--- Start EXTRACTED ENTRIES ---

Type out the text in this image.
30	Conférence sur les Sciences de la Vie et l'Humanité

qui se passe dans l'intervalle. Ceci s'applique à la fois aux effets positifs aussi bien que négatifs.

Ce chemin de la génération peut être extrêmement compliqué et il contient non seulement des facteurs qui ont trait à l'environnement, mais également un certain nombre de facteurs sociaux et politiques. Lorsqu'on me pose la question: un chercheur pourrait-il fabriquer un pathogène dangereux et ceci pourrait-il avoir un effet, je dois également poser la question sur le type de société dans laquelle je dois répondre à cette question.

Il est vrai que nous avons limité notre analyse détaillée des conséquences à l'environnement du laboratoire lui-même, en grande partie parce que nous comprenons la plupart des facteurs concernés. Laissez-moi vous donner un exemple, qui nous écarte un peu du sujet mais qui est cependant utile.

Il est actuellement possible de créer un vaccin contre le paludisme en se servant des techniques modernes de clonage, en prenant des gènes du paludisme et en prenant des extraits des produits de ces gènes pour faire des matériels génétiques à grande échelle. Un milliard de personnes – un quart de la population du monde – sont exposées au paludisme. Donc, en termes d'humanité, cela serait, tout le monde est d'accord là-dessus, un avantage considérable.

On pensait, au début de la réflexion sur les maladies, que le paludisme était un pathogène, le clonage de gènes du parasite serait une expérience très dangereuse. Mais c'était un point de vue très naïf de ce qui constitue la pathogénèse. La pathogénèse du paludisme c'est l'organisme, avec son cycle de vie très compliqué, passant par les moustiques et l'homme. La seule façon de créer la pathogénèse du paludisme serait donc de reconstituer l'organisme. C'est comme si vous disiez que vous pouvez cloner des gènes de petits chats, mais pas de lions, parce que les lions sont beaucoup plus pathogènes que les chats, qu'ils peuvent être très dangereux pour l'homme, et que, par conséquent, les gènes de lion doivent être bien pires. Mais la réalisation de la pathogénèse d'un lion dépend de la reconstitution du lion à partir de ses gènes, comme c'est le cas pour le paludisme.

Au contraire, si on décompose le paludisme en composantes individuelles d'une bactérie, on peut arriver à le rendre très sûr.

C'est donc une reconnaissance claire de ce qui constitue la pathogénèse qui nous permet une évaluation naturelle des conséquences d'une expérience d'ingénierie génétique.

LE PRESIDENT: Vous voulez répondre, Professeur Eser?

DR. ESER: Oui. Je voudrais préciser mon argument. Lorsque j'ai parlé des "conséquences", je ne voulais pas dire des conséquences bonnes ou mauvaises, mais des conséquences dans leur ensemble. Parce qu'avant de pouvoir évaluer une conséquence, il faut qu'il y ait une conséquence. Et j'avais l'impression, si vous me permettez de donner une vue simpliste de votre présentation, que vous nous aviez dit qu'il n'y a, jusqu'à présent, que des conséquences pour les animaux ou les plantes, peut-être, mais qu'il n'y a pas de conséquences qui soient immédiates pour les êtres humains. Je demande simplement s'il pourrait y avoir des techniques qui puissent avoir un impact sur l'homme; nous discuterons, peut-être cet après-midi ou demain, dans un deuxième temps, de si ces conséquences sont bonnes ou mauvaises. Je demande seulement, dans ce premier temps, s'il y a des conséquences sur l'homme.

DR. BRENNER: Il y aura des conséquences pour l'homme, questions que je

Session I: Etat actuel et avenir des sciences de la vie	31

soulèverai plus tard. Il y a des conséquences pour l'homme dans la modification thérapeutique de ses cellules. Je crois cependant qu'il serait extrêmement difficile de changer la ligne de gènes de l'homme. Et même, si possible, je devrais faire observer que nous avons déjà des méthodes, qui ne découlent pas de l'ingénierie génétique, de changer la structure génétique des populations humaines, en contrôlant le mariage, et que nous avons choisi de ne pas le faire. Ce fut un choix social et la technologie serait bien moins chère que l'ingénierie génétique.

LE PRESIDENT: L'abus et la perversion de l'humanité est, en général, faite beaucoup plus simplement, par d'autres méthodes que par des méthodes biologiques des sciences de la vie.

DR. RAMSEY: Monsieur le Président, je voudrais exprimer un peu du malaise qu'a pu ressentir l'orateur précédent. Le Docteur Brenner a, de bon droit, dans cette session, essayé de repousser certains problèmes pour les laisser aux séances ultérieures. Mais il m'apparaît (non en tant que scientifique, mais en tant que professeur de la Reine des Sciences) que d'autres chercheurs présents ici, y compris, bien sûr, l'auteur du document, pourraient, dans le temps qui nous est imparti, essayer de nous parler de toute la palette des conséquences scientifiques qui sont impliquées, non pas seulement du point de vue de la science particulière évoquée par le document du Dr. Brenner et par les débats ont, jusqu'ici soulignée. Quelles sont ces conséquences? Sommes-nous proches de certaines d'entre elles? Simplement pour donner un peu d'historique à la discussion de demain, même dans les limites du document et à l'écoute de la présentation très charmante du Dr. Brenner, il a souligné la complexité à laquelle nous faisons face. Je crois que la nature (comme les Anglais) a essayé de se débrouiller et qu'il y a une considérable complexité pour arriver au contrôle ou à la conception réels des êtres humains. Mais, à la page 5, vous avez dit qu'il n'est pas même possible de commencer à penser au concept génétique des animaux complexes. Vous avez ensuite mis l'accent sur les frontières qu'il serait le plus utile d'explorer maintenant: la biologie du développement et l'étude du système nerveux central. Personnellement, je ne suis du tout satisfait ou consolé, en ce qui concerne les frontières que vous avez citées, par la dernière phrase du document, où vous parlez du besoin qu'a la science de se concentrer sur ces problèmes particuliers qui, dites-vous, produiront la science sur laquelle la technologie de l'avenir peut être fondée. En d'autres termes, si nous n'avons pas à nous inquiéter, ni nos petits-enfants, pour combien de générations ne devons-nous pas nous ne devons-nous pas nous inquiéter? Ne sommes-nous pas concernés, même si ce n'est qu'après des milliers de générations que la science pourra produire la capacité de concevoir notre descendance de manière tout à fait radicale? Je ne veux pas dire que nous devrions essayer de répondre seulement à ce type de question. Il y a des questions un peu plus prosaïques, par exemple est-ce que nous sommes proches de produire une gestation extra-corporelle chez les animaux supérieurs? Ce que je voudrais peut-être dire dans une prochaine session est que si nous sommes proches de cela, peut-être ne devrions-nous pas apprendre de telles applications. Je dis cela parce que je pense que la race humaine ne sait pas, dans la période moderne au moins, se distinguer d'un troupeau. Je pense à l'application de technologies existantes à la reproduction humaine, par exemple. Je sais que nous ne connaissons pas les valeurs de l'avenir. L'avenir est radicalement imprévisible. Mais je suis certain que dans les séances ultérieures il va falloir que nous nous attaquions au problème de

--- End EXTRACTED ENTRIES ---
--- Start EXTRACTED ENTRIES ---

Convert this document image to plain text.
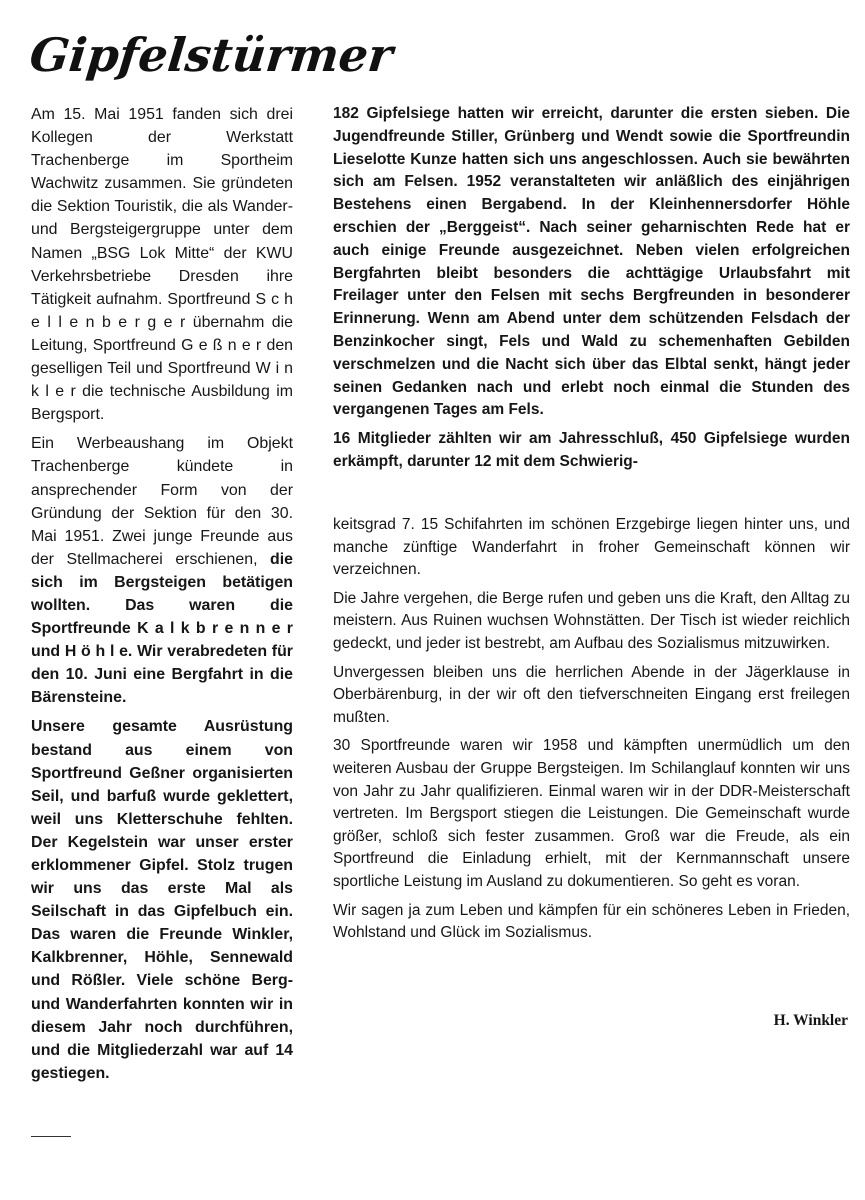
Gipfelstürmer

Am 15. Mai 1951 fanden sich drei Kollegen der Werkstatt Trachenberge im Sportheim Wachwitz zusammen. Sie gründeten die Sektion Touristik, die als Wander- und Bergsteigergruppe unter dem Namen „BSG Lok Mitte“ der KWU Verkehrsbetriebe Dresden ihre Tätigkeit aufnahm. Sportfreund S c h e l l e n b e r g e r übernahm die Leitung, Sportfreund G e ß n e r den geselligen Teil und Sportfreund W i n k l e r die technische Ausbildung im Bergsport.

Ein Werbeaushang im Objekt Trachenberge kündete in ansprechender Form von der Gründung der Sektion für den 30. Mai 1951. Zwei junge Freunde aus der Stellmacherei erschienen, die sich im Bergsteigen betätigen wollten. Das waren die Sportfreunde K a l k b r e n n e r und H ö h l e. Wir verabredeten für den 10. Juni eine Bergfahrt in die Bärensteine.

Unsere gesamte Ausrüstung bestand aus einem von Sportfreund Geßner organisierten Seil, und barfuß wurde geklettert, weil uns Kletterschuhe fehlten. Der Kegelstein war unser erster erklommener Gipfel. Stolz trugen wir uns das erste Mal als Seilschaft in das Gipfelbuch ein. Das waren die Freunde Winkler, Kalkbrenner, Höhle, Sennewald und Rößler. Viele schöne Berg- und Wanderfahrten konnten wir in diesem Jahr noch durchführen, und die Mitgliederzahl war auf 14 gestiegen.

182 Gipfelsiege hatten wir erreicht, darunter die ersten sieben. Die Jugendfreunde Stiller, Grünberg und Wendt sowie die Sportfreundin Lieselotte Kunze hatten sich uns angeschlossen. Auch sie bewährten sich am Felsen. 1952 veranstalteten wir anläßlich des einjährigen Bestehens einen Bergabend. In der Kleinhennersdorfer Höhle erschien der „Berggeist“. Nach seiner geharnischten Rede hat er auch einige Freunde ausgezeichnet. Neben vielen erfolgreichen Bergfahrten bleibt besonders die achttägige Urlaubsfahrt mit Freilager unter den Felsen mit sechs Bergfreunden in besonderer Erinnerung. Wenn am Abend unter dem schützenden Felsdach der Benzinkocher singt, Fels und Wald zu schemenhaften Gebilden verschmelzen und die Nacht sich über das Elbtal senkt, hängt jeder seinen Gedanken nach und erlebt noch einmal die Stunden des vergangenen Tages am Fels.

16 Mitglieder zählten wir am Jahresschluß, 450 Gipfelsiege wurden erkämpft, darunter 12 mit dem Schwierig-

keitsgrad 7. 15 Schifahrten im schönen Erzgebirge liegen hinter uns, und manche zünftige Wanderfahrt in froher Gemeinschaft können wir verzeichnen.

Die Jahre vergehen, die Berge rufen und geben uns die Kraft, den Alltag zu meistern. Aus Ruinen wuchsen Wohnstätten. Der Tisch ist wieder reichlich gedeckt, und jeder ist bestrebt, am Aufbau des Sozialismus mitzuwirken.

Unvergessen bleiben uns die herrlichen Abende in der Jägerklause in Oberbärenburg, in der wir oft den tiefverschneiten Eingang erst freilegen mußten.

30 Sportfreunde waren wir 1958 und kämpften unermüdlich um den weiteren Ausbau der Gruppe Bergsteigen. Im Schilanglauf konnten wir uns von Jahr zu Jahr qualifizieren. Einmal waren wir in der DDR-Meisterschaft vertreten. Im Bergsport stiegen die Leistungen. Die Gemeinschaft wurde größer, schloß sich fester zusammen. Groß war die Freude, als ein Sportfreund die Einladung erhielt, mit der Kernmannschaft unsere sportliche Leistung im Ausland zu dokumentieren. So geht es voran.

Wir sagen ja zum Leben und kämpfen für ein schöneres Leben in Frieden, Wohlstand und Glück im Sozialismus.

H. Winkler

--- End EXTRACTED ENTRIES ---

BRIEF: Using the listing above, gather each line that holds the string "this" and copy it.

CORRECT OUTPUT:
Type out the text in this image.
Convert this document image to plain text.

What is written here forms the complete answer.